- DIRECTION
Each line containing the word "Москва" should be found and copied.

- EXERCISE MATERIALS
┄┄┄┄┄┄
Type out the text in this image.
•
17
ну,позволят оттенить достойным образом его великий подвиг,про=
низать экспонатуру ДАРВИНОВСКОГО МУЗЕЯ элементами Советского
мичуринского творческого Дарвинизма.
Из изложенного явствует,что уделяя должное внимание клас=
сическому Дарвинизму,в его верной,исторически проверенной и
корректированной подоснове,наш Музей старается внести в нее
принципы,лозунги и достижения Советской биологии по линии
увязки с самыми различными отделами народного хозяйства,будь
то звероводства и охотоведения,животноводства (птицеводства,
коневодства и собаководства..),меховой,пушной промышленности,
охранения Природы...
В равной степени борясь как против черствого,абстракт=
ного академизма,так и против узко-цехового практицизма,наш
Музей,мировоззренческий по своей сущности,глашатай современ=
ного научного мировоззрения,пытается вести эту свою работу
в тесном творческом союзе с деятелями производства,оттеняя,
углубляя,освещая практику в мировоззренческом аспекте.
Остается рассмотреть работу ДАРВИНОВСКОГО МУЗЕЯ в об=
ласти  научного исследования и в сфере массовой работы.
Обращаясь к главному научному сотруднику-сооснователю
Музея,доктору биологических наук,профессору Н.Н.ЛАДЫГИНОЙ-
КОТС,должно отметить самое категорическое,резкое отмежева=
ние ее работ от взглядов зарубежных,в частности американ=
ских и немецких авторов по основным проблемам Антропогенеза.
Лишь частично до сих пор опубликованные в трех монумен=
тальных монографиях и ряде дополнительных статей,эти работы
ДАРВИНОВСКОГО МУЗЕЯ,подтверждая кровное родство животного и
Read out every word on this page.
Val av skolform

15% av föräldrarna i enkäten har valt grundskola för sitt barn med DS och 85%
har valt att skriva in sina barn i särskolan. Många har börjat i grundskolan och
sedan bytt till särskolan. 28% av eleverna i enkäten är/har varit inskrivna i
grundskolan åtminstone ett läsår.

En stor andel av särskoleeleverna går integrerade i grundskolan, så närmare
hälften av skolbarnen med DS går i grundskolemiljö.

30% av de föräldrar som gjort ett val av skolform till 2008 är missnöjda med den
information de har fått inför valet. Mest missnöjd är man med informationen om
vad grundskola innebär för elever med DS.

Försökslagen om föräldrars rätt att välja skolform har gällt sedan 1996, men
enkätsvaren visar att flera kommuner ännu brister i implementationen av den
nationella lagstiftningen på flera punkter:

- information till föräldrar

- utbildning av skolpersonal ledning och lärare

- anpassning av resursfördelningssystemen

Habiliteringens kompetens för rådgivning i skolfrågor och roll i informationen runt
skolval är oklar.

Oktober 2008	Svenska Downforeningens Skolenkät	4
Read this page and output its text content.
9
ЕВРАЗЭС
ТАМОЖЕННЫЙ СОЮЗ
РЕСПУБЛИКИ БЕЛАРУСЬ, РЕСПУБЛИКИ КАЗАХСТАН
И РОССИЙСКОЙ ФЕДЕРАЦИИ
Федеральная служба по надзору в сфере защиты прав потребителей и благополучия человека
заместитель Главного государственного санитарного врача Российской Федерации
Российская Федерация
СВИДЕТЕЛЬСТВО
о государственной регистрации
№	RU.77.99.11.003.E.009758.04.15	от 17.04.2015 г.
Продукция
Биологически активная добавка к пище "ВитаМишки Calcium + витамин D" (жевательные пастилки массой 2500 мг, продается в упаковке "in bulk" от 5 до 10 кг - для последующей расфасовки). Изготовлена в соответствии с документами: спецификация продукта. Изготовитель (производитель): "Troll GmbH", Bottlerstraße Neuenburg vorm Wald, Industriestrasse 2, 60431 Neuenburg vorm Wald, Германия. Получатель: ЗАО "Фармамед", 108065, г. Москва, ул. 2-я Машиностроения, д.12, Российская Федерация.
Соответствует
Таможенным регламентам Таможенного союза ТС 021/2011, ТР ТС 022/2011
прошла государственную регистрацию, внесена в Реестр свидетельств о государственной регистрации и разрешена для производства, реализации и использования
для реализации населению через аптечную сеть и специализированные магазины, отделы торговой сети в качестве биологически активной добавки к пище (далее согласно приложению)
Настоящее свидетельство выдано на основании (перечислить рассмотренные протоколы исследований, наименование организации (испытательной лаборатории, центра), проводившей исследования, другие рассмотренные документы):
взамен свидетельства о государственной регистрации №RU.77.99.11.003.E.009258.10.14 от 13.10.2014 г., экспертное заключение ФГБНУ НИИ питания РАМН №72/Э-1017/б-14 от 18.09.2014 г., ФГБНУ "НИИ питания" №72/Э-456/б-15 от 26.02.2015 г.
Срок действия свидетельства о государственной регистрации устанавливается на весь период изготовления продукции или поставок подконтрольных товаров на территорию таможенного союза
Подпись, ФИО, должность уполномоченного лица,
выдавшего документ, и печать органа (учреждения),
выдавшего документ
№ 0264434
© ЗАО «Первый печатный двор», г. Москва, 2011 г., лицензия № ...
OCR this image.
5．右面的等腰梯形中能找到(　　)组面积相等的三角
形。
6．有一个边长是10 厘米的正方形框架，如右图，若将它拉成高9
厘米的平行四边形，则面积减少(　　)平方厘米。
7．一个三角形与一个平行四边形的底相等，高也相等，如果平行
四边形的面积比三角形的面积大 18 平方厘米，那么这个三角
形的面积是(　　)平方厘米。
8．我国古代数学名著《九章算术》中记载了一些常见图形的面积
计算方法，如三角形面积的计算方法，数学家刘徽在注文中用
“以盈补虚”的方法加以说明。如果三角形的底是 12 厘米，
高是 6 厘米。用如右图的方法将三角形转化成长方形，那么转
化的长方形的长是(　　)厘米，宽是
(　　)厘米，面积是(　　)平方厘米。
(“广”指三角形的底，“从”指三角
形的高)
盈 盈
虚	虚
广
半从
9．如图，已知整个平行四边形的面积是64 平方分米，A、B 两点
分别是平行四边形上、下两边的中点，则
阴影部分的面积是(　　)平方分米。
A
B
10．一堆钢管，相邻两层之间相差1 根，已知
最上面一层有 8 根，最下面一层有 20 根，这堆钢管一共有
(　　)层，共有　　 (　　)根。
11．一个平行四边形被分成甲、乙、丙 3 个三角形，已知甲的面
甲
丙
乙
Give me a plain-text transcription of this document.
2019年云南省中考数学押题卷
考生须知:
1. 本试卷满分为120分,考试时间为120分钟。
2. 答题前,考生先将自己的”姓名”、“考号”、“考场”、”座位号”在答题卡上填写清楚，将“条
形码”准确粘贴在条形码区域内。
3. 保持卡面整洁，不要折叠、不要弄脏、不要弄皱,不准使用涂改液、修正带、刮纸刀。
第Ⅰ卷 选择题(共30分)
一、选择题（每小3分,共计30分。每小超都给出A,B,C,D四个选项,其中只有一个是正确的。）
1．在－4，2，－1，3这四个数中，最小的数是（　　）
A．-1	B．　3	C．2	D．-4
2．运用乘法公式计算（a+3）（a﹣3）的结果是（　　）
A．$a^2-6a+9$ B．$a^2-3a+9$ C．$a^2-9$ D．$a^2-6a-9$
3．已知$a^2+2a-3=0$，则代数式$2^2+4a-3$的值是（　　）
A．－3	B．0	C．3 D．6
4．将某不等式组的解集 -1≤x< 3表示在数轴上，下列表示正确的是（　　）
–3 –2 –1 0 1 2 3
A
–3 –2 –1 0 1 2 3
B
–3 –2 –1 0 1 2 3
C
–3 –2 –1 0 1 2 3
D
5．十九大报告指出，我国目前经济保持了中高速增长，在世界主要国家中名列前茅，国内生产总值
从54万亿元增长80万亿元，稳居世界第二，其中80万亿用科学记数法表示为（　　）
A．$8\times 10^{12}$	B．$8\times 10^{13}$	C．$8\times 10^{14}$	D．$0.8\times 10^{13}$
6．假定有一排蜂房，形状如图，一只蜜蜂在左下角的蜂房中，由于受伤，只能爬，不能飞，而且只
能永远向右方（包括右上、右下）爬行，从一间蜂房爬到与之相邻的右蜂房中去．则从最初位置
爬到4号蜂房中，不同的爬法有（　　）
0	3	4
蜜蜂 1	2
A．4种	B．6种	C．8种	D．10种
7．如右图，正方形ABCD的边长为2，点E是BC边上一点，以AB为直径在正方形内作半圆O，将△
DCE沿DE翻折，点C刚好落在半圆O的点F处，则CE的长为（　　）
┄┄┄┄┄┄
- SOLUTION BELOW
Биологически активная добавка к пище "ВитаМишки Calcium + витамин D" (жевательные пастилки массой 2500 мг, продается в упаковке "in bulk" от 5 до 10 кг - для последующей расфасовки). Изготовлена в соответствии с документами: спецификация продукта. Изготовитель (производитель): "Troll GmbH", Bottlerstraße Neuenburg vorm Wald, Industriestrasse 2, 60431 Neuenburg vorm Wald, Германия. Получатель: ЗАО "Фармамед", 108065, г. Москва, ул. 2-я Машиностроения, д.12, Российская Федерация.
© ЗАО «Первый печатный двор», г. Москва, 2011 г., лицензия № ...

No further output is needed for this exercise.